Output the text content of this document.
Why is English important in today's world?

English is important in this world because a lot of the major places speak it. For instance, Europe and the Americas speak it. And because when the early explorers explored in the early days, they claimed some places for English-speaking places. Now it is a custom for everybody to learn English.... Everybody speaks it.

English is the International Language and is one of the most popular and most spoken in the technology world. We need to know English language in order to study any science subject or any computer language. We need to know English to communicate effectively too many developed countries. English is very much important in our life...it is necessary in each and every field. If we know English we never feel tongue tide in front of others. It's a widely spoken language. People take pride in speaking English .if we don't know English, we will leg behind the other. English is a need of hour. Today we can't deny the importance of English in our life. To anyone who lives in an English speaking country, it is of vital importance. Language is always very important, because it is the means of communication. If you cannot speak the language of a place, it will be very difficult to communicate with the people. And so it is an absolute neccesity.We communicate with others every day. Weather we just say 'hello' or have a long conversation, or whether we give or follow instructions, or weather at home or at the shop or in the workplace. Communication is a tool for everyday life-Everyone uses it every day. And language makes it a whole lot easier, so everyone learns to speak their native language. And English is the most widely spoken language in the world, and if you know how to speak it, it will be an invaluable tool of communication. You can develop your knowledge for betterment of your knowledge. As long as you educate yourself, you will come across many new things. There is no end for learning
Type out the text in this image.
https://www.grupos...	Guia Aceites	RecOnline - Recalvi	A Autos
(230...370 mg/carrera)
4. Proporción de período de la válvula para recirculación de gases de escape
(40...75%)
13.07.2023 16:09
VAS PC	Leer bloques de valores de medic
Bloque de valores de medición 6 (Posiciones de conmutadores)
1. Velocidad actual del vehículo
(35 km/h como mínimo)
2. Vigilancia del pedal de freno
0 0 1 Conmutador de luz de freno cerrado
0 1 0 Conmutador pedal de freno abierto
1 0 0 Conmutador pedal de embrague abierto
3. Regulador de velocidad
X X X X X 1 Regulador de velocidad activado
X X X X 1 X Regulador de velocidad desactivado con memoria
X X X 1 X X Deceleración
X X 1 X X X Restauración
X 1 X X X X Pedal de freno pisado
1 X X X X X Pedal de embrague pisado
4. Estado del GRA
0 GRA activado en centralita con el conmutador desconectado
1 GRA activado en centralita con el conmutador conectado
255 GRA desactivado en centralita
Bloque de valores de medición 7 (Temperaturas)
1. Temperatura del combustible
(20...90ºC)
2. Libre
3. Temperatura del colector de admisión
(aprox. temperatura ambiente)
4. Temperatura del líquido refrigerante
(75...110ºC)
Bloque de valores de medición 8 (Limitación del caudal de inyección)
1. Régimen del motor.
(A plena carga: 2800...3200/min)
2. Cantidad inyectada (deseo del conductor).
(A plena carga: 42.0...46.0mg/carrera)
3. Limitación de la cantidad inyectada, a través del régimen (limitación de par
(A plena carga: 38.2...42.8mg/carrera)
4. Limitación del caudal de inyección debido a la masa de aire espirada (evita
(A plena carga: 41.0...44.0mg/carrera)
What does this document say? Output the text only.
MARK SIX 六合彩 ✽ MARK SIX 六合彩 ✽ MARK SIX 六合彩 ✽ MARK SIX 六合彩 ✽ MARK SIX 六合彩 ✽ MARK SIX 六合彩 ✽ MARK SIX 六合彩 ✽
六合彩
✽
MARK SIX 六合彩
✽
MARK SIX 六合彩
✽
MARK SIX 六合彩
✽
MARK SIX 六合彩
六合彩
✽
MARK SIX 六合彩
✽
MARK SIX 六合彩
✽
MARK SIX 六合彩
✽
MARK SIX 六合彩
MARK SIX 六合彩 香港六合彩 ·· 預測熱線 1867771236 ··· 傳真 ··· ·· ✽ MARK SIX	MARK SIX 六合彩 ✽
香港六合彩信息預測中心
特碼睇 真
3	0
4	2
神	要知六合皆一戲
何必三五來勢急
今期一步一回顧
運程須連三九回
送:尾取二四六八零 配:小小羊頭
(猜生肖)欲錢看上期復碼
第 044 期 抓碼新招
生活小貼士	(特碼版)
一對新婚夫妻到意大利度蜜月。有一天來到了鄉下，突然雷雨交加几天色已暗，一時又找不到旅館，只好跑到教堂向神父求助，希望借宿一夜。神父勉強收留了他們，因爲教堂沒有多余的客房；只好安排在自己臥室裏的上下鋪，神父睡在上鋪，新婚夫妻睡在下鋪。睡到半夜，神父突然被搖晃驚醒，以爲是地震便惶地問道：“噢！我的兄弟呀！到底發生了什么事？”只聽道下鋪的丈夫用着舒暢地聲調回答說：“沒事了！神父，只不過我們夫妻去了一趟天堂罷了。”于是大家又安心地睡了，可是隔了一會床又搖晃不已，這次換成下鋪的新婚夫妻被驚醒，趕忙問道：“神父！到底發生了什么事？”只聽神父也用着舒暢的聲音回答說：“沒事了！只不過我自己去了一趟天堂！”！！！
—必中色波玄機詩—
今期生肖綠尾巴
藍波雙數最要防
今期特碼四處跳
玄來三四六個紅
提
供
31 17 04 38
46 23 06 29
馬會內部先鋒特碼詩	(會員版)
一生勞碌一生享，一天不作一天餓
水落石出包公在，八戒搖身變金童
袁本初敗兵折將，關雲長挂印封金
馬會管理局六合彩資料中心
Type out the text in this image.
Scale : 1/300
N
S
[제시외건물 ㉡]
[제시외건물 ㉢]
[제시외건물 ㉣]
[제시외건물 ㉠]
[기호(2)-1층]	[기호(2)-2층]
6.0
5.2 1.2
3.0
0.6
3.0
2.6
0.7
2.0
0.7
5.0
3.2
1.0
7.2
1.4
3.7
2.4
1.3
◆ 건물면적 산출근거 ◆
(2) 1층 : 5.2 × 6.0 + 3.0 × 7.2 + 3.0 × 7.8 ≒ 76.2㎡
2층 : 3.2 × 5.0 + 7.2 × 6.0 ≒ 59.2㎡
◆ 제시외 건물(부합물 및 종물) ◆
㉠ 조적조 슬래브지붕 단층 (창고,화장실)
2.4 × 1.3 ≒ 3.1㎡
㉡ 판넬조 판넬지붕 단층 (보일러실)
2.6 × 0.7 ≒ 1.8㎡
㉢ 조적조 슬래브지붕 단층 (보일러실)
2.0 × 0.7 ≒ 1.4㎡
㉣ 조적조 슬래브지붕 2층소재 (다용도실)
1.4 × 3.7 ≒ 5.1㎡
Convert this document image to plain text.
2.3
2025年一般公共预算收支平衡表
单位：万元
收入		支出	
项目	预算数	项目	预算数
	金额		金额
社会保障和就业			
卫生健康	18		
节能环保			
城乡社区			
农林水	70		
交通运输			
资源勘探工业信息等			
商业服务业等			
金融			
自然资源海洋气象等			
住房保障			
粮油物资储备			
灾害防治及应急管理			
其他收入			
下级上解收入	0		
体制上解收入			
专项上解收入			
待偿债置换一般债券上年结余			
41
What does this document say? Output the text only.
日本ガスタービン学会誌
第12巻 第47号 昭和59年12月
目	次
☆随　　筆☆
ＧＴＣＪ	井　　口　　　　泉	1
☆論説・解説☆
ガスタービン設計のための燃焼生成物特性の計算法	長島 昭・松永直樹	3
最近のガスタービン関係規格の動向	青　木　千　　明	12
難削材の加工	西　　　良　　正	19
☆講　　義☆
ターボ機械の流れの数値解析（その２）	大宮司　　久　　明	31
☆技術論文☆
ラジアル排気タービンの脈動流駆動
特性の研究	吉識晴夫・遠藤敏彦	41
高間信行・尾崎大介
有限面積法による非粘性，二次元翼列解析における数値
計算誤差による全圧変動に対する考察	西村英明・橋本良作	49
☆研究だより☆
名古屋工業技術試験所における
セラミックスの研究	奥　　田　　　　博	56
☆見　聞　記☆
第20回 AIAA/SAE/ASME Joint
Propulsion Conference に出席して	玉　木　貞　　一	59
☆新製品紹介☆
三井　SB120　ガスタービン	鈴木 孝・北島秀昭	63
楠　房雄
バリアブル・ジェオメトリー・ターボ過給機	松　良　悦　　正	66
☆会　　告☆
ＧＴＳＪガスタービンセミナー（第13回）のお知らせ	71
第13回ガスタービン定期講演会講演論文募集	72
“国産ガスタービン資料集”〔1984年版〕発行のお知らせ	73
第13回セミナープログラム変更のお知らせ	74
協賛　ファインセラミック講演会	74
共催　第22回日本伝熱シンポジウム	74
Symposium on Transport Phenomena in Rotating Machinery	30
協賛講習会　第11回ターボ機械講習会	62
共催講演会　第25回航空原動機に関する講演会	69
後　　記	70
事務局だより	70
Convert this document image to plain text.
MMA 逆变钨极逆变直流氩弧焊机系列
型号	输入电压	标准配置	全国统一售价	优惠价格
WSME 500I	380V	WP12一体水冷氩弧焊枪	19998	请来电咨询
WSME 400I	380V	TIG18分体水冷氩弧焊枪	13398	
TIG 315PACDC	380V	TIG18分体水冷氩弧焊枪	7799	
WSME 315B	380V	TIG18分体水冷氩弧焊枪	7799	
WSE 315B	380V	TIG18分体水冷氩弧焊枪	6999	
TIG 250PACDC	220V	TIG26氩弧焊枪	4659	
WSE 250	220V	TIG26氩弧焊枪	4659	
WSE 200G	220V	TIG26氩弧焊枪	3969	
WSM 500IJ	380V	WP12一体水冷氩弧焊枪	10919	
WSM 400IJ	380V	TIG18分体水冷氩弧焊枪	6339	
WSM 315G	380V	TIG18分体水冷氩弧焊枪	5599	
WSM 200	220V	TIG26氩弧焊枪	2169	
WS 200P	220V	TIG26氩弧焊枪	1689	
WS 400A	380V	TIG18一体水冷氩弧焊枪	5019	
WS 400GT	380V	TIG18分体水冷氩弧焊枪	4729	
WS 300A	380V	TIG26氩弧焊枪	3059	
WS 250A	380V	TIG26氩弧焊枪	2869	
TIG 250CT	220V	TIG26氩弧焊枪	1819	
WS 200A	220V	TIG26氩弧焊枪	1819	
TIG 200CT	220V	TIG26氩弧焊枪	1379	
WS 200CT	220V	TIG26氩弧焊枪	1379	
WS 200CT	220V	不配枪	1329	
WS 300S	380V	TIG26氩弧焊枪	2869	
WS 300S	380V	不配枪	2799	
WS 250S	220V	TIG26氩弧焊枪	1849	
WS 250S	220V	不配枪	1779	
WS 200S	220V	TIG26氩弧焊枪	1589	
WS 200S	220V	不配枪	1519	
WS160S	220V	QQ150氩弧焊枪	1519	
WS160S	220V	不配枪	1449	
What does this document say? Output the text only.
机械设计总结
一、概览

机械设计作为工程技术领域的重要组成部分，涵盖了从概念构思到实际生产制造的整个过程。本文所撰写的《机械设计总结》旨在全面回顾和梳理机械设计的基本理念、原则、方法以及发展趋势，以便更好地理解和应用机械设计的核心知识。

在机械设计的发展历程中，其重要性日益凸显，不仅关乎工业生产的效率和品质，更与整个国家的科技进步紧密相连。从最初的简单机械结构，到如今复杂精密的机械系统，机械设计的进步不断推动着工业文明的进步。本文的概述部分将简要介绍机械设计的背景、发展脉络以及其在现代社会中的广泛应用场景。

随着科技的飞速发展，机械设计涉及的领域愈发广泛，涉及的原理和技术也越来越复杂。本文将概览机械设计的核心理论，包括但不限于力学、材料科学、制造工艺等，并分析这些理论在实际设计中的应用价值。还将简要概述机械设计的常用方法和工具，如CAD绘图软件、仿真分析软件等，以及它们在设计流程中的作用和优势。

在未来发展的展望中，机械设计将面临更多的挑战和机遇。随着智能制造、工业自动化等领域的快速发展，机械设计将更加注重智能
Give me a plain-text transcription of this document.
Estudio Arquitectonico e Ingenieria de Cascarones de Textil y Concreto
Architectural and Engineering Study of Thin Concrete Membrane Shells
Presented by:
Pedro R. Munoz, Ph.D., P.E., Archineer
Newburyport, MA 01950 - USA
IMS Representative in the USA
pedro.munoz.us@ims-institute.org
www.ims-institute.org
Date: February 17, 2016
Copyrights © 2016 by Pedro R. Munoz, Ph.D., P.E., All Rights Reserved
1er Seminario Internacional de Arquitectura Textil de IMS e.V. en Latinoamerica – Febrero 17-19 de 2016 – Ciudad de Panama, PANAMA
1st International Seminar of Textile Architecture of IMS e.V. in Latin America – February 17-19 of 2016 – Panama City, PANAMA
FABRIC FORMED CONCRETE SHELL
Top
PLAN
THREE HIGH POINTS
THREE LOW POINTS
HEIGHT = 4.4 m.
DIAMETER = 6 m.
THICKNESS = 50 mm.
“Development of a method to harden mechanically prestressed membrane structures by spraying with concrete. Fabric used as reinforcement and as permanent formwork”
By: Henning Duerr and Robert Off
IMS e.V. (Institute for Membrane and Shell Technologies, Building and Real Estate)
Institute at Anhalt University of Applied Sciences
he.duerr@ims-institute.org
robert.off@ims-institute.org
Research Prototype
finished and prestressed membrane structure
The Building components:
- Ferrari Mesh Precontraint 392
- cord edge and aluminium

::::

**Goal**
From the listing, copy each line containing the word "Panama".

**Output of the exercise**
1er Seminario Internacional de Arquitectura Textil de IMS e.V. en Latinoamerica – Febrero 17-19 de 2016 – Ciudad de Panama, PANAMA
1st International Seminar of Textile Architecture of IMS e.V. in Latin America – February 17-19 of 2016 – Panama City, PANAMA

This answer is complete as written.